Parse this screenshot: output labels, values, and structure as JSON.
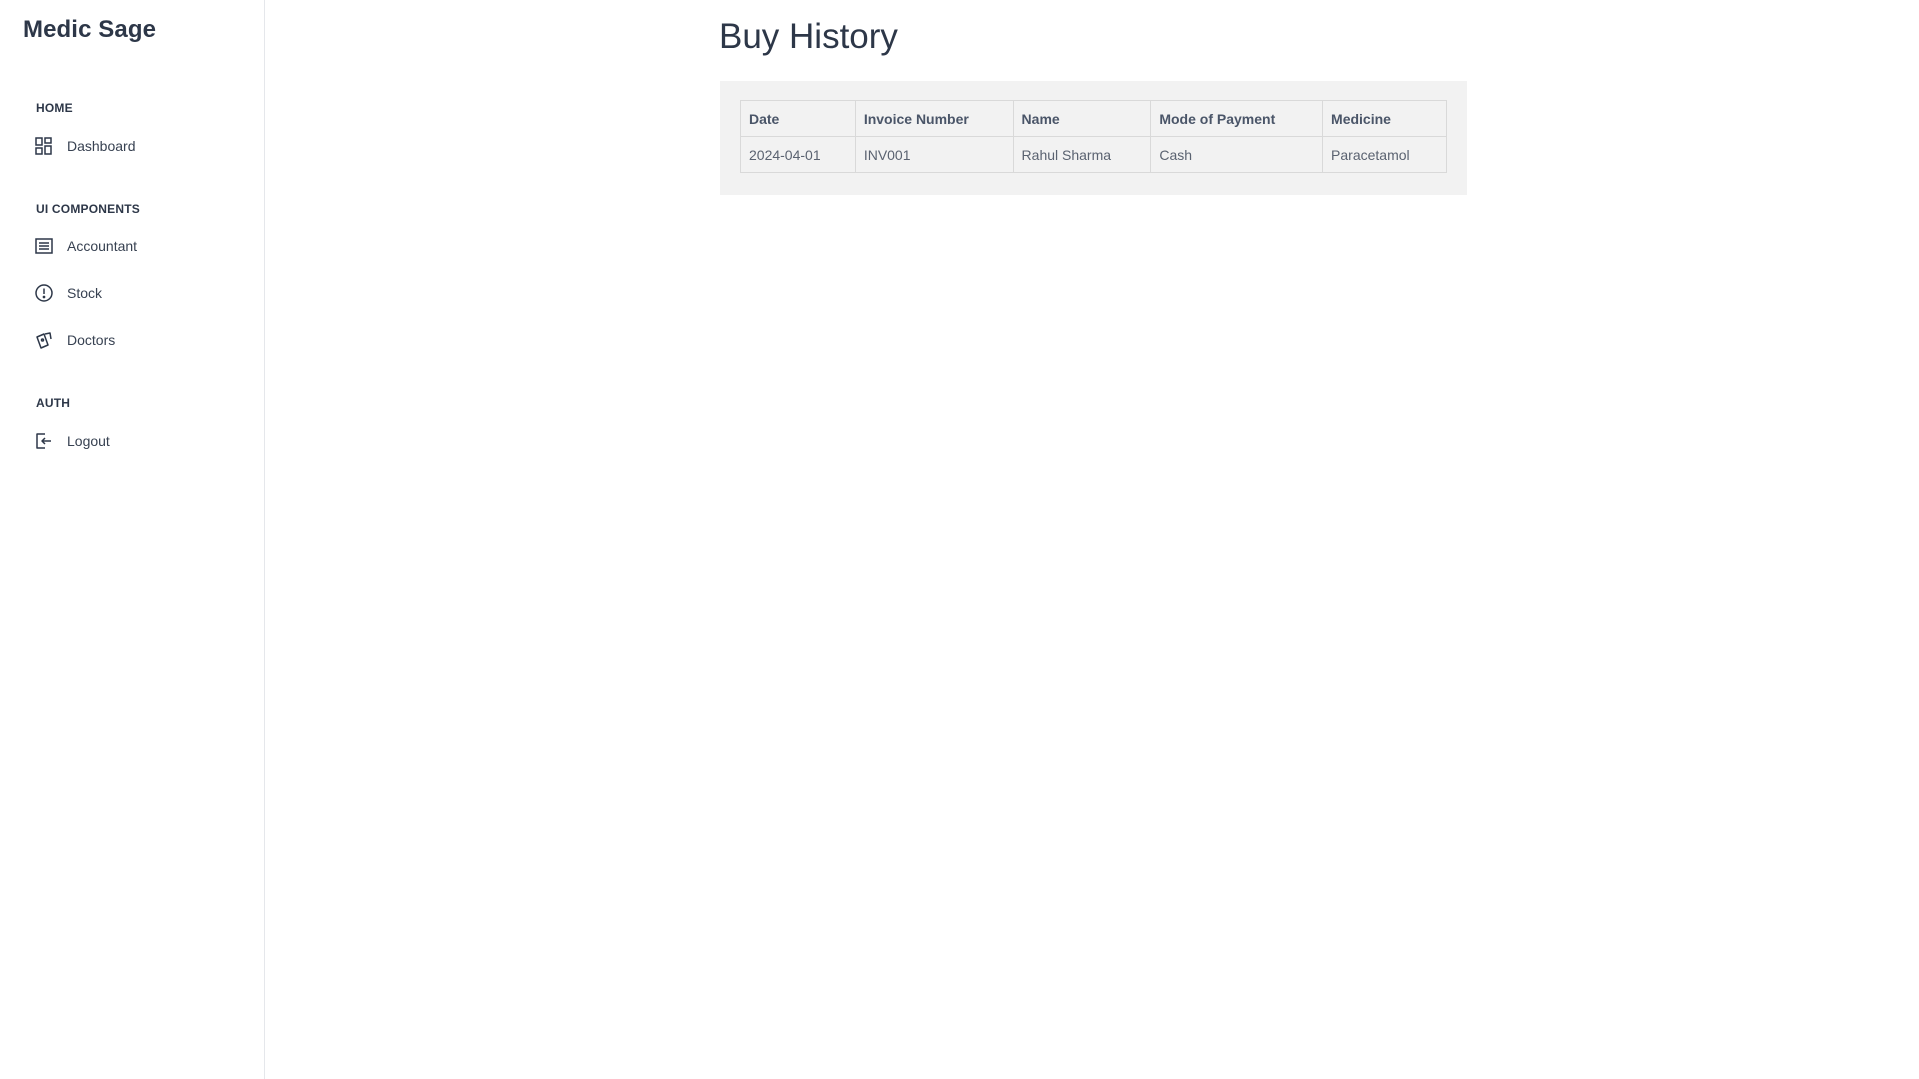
{
  "app": {
    "brand": "Medic Sage"
  },
  "sidebar": {
    "sections": [
      {
        "heading": "HOME",
        "items": [
          {
            "label": "Dashboard",
            "icon": "dashboard-grid-icon"
          }
        ]
      },
      {
        "heading": "UI COMPONENTS",
        "items": [
          {
            "label": "Accountant",
            "icon": "list-box-icon"
          },
          {
            "label": "Stock",
            "icon": "alert-circle-icon"
          },
          {
            "label": "Doctors",
            "icon": "cards-icon"
          }
        ]
      },
      {
        "heading": "AUTH",
        "items": [
          {
            "label": "Logout",
            "icon": "logout-icon"
          }
        ]
      }
    ]
  },
  "main": {
    "title": "Buy History",
    "table": {
      "columns": [
        "Date",
        "Invoice Number",
        "Name",
        "Mode of Payment",
        "Medicine"
      ],
      "rows": [
        [
          "2024-04-01",
          "INV001",
          "Rahul Sharma",
          "Cash",
          "Paracetamol"
        ]
      ]
    }
  },
  "colors": {
    "text": "#2d3748",
    "card_background": "#f2f2f2",
    "border": "#d9d9d9"
  }
}
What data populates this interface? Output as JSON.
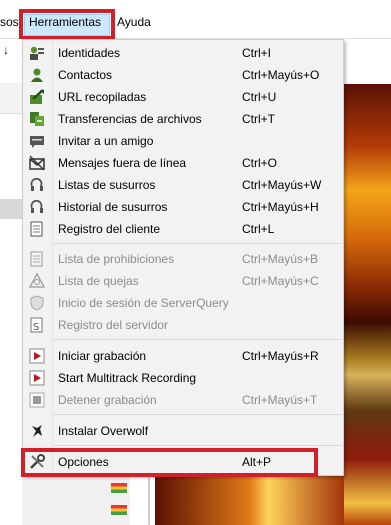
{
  "menubar": {
    "partial_item": "sos",
    "tools_label": "Herramientas",
    "help_label": "Ayuda"
  },
  "left_panel": {
    "tool_glyph": "↓"
  },
  "menu": {
    "items": [
      {
        "label": "Identidades",
        "shortcut": "Ctrl+I",
        "icon": "identities-icon",
        "enabled": true
      },
      {
        "label": "Contactos",
        "shortcut": "Ctrl+Mayús+O",
        "icon": "contacts-icon",
        "enabled": true
      },
      {
        "label": "URL recopiladas",
        "shortcut": "Ctrl+U",
        "icon": "url-catcher-icon",
        "enabled": true
      },
      {
        "label": "Transferencias de archivos",
        "shortcut": "Ctrl+T",
        "icon": "file-transfer-icon",
        "enabled": true
      },
      {
        "label": "Invitar a un amigo",
        "shortcut": "",
        "icon": "invite-friend-icon",
        "enabled": true
      },
      {
        "label": "Mensajes fuera de línea",
        "shortcut": "Ctrl+O",
        "icon": "offline-messages-icon",
        "enabled": true
      },
      {
        "label": "Listas de susurros",
        "shortcut": "Ctrl+Mayús+W",
        "icon": "whisper-lists-icon",
        "enabled": true
      },
      {
        "label": "Historial de susurros",
        "shortcut": "Ctrl+Mayús+H",
        "icon": "whisper-history-icon",
        "enabled": true
      },
      {
        "label": "Registro del cliente",
        "shortcut": "Ctrl+L",
        "icon": "client-log-icon",
        "enabled": true
      },
      {
        "label": "Lista de prohibiciones",
        "shortcut": "Ctrl+Mayús+B",
        "icon": "ban-list-icon",
        "enabled": false
      },
      {
        "label": "Lista de quejas",
        "shortcut": "Ctrl+Mayús+C",
        "icon": "complaint-list-icon",
        "enabled": false
      },
      {
        "label": "Inicio de sesión de ServerQuery",
        "shortcut": "",
        "icon": "serverquery-login-icon",
        "enabled": false
      },
      {
        "label": "Registro del servidor",
        "shortcut": "",
        "icon": "server-log-icon",
        "enabled": false
      },
      {
        "label": "Iniciar grabación",
        "shortcut": "Ctrl+Mayús+R",
        "icon": "record-icon",
        "enabled": true
      },
      {
        "label": "Start Multitrack Recording",
        "shortcut": "",
        "icon": "multitrack-record-icon",
        "enabled": true
      },
      {
        "label": "Detener grabación",
        "shortcut": "Ctrl+Mayús+T",
        "icon": "stop-record-icon",
        "enabled": false
      },
      {
        "label": "Instalar Overwolf",
        "shortcut": "",
        "icon": "overwolf-icon",
        "enabled": true
      },
      {
        "label": "Opciones",
        "shortcut": "Alt+P",
        "icon": "options-icon",
        "enabled": true
      }
    ]
  },
  "colors": {
    "highlight_border": "#d0202a",
    "menu_background": "#f2f2f2",
    "disabled_text": "#8c8c8c"
  }
}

┄┄┄┄┄┄┄┄┄┄┄┄┄┄┄┄┄┄┄┄

Short problem: Select every line of the material above holding the word "heading" and copy it.

Solution below:
        "heading": "HOME",
        "heading": "UI COMPONENTS",
        "heading": "AUTH",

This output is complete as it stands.